* START Material supplied *
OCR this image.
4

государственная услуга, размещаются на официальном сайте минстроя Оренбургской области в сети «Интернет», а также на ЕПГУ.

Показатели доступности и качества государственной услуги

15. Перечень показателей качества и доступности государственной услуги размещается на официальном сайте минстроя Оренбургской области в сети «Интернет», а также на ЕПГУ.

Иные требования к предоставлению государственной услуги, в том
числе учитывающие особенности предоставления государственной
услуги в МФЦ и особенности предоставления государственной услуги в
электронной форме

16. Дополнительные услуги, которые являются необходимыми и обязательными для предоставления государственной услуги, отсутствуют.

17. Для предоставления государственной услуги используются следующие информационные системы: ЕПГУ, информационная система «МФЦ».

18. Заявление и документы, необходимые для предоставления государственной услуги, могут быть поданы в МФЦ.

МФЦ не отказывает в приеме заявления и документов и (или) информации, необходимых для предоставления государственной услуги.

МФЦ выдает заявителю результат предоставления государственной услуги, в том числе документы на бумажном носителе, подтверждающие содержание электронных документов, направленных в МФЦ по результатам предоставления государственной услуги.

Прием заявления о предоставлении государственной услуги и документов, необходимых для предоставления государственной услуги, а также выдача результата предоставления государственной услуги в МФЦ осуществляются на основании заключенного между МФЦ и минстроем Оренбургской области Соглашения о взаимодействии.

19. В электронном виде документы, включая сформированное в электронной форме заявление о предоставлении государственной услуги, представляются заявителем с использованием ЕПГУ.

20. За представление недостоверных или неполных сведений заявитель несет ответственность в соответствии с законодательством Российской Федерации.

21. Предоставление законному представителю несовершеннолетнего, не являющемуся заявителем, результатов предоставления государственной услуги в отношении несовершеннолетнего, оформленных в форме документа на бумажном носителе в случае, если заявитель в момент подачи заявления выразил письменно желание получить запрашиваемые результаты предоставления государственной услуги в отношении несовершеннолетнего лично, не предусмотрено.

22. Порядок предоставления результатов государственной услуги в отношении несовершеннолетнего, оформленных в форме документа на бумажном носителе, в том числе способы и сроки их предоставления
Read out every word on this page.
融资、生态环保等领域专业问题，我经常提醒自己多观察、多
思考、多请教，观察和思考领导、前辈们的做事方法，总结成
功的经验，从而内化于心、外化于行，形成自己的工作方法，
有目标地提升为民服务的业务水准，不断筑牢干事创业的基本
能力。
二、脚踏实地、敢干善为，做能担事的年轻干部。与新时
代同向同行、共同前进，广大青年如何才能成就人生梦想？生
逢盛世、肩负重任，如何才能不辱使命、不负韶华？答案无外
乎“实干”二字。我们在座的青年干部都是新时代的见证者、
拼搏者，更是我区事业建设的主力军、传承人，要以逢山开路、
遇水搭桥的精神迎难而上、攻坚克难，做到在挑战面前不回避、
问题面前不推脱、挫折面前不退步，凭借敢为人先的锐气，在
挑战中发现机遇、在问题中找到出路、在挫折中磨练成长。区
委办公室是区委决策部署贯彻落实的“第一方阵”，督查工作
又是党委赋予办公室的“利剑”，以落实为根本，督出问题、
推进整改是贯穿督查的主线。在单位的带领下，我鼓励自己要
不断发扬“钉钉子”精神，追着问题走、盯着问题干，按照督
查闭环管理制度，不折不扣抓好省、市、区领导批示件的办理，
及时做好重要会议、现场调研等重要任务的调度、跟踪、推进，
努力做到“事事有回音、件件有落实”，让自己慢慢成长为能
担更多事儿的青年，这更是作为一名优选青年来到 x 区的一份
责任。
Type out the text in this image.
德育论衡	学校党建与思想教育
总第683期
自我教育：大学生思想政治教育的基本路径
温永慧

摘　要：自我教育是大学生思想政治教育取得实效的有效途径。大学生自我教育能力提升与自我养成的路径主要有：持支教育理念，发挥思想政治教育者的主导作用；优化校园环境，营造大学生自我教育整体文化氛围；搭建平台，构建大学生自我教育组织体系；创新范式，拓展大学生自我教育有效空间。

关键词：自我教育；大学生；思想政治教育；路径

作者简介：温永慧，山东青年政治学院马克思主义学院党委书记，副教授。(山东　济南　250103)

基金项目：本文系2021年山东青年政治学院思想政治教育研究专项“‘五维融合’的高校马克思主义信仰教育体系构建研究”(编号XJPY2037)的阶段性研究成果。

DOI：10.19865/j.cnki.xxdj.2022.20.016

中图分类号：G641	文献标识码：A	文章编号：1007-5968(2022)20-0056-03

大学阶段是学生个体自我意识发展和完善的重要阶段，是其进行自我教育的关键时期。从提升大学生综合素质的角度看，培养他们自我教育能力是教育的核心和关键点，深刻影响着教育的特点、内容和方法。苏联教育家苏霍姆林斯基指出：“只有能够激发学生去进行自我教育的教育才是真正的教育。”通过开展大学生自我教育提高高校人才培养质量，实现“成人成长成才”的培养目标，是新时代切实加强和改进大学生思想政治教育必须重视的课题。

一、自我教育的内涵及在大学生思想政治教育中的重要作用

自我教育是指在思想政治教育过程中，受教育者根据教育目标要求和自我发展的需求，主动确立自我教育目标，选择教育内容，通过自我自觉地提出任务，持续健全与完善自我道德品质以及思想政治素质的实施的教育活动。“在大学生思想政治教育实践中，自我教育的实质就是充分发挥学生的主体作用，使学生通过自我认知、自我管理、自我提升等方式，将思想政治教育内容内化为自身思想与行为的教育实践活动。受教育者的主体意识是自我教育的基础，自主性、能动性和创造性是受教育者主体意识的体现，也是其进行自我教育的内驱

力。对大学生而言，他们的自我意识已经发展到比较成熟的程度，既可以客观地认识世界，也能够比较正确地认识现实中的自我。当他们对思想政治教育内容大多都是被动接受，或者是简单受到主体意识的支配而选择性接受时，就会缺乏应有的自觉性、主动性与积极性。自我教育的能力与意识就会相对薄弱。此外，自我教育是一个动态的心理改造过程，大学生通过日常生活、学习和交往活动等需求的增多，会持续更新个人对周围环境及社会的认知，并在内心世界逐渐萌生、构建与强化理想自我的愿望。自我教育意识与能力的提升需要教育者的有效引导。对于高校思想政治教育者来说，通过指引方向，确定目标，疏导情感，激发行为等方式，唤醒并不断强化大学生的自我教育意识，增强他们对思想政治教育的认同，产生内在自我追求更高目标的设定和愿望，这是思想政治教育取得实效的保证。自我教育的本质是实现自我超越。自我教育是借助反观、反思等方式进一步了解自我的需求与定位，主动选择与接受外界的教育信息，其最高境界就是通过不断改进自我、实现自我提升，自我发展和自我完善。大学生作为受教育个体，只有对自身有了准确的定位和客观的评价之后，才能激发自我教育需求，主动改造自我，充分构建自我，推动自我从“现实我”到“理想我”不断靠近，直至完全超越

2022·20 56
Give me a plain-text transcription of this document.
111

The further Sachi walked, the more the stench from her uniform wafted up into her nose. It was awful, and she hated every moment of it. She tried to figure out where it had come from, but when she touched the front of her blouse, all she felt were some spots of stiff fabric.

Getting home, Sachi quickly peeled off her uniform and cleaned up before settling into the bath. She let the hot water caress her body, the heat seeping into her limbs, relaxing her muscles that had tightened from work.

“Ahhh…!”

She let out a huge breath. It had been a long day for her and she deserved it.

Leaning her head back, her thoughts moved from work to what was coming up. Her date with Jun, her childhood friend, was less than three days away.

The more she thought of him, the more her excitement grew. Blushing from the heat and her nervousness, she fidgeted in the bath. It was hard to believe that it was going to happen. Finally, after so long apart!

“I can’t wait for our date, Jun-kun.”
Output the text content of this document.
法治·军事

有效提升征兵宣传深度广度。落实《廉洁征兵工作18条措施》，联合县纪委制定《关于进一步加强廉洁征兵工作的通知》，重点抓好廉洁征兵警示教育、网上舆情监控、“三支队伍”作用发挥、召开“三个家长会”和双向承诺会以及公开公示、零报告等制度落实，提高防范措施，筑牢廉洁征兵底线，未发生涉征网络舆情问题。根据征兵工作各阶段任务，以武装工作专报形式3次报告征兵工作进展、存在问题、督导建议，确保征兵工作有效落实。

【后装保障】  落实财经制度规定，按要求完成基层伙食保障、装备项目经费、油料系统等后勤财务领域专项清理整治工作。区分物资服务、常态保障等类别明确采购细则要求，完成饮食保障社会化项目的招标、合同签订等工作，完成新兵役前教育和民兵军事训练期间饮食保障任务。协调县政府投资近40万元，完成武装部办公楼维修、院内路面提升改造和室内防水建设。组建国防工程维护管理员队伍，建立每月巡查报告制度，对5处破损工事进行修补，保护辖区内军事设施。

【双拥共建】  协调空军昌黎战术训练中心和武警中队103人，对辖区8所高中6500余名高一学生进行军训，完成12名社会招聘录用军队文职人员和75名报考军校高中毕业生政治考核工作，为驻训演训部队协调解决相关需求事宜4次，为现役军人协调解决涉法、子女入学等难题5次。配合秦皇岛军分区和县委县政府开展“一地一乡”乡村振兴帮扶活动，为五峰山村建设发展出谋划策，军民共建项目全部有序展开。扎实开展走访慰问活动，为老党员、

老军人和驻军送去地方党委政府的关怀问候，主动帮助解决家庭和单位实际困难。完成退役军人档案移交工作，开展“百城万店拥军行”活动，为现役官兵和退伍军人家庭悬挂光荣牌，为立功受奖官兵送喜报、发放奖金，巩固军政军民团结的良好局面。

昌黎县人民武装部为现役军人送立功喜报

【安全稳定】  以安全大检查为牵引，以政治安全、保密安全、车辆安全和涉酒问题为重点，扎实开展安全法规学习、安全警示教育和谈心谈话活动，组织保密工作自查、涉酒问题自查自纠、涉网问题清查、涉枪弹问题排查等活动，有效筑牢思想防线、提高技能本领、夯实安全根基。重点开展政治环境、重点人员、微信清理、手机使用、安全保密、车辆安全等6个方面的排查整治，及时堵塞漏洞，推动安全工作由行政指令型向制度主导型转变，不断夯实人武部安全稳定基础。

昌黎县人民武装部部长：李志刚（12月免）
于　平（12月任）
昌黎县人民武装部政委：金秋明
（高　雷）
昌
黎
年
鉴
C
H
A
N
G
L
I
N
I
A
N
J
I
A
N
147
* END Material supplied *
Short task -
What is the number of lines above that hold the string "официальном"? Answer with that number alone.

Written solution -
2